> [TASK REQUIREMENTS]: Identify every line containing the word "JSON" and reproduce each one.

> [SUPPLIED MATERIAL]:
● ● ●

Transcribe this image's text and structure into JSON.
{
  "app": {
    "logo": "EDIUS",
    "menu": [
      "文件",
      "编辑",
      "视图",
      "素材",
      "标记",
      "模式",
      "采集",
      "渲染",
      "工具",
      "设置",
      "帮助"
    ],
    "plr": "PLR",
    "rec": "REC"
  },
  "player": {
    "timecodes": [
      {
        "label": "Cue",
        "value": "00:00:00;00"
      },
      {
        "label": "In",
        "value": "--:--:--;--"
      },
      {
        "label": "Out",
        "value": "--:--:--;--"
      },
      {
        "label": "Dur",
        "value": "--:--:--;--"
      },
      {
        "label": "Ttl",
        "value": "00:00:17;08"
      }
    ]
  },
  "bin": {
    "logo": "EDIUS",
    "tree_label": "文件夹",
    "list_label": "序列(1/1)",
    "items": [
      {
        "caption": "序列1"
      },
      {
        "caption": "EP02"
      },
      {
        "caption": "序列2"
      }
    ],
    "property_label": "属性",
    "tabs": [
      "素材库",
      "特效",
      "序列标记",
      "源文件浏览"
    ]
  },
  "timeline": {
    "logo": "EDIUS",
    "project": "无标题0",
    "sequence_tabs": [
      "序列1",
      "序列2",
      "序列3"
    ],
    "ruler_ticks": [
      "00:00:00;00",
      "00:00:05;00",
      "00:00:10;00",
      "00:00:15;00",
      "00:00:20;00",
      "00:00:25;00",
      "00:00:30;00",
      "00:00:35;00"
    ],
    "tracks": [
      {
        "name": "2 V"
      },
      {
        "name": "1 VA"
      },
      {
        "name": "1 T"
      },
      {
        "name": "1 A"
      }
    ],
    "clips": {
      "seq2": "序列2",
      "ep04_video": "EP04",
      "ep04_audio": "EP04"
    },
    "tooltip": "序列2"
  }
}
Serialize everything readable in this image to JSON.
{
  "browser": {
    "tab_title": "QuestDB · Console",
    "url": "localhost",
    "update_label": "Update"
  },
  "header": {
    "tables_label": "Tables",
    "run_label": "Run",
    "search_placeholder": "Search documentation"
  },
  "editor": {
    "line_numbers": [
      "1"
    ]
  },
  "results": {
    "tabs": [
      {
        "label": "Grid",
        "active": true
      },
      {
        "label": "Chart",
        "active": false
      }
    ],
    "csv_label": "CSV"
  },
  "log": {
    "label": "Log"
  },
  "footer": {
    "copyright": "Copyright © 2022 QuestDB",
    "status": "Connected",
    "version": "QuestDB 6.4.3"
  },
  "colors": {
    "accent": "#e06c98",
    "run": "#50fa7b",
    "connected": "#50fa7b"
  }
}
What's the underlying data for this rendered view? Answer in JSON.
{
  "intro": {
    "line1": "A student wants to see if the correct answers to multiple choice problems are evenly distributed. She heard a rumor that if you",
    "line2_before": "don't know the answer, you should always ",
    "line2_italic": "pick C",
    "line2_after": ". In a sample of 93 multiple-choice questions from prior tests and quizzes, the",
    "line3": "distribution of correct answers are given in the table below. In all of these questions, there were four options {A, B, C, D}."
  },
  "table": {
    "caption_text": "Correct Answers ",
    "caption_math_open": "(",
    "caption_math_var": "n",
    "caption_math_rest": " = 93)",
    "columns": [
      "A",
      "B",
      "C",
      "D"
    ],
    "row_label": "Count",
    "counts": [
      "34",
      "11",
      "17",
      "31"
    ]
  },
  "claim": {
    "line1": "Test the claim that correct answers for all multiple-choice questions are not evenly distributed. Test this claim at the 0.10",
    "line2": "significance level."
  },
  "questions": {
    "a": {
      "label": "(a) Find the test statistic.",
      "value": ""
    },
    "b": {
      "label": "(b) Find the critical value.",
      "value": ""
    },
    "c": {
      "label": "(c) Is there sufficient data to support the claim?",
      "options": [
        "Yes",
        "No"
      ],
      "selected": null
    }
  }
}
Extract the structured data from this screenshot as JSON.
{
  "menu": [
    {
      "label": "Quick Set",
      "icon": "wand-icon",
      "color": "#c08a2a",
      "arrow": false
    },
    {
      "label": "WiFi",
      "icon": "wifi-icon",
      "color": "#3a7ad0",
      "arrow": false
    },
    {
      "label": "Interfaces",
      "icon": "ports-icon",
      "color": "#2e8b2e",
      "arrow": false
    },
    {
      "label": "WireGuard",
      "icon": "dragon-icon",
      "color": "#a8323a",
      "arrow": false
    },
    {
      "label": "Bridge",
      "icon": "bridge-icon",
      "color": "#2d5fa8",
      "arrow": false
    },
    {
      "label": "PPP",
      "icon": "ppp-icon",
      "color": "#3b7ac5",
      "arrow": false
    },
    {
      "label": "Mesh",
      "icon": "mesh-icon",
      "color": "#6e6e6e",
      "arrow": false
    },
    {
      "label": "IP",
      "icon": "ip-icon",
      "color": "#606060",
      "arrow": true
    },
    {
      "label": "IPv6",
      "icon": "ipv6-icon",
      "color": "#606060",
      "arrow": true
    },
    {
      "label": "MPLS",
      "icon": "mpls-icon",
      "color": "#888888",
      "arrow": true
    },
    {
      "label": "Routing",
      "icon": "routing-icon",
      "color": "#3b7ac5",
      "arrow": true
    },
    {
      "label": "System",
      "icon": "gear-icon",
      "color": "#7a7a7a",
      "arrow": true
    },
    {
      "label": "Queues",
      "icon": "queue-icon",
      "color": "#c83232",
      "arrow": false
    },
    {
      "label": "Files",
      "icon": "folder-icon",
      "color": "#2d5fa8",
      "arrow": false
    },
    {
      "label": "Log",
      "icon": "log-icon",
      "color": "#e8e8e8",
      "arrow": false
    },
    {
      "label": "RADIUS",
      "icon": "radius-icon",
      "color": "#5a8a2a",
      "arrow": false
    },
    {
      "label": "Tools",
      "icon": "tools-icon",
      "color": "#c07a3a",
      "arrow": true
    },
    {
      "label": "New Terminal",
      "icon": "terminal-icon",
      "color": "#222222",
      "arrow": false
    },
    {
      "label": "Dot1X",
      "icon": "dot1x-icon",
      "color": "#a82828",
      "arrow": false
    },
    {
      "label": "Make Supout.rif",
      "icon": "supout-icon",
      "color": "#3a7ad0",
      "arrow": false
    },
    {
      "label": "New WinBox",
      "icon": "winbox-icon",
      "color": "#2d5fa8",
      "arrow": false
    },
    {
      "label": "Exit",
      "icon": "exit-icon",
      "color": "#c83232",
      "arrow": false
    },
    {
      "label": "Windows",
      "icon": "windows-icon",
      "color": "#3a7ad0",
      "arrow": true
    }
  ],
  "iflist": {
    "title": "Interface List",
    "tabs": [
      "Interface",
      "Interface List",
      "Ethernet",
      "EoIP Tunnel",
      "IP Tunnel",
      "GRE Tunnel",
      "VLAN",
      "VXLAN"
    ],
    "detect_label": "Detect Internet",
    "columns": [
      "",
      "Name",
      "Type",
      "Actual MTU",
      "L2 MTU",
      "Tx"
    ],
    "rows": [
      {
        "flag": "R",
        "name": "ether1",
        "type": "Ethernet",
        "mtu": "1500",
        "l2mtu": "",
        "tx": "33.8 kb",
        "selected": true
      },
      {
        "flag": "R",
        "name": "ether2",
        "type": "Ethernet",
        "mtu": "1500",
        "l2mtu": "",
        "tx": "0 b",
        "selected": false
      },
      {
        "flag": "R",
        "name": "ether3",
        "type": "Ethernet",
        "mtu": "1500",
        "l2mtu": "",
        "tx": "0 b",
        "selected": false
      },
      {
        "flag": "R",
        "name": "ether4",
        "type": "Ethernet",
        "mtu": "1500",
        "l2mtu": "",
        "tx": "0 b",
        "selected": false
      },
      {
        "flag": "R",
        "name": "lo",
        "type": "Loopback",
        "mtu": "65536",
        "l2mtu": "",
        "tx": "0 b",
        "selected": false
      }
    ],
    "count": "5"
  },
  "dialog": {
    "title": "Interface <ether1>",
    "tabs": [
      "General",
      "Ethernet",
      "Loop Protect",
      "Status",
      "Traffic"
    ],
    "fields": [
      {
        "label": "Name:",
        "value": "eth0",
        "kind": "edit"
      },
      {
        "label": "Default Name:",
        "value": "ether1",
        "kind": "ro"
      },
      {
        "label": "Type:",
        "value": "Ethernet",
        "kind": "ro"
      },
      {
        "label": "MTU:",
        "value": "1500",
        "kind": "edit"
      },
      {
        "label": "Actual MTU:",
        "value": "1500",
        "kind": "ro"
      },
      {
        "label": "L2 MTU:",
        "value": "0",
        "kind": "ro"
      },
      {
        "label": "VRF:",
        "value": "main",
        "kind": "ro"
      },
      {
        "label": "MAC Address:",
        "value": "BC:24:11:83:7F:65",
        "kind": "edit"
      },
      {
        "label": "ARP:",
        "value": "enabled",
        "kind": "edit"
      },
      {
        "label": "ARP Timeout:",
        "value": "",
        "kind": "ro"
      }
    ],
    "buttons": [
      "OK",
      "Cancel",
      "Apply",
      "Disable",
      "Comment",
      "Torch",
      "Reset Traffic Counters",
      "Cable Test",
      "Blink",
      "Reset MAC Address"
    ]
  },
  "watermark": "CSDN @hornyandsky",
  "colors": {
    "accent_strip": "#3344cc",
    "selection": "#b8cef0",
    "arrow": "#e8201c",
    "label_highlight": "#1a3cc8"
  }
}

● ● ●

> [TASK RESPONSE]:
Transcribe this image's text and structure into JSON.
Serialize everything readable in this image to JSON.
What's the underlying data for this rendered view? Answer in JSON.
Extract the structured data from this screenshot as JSON.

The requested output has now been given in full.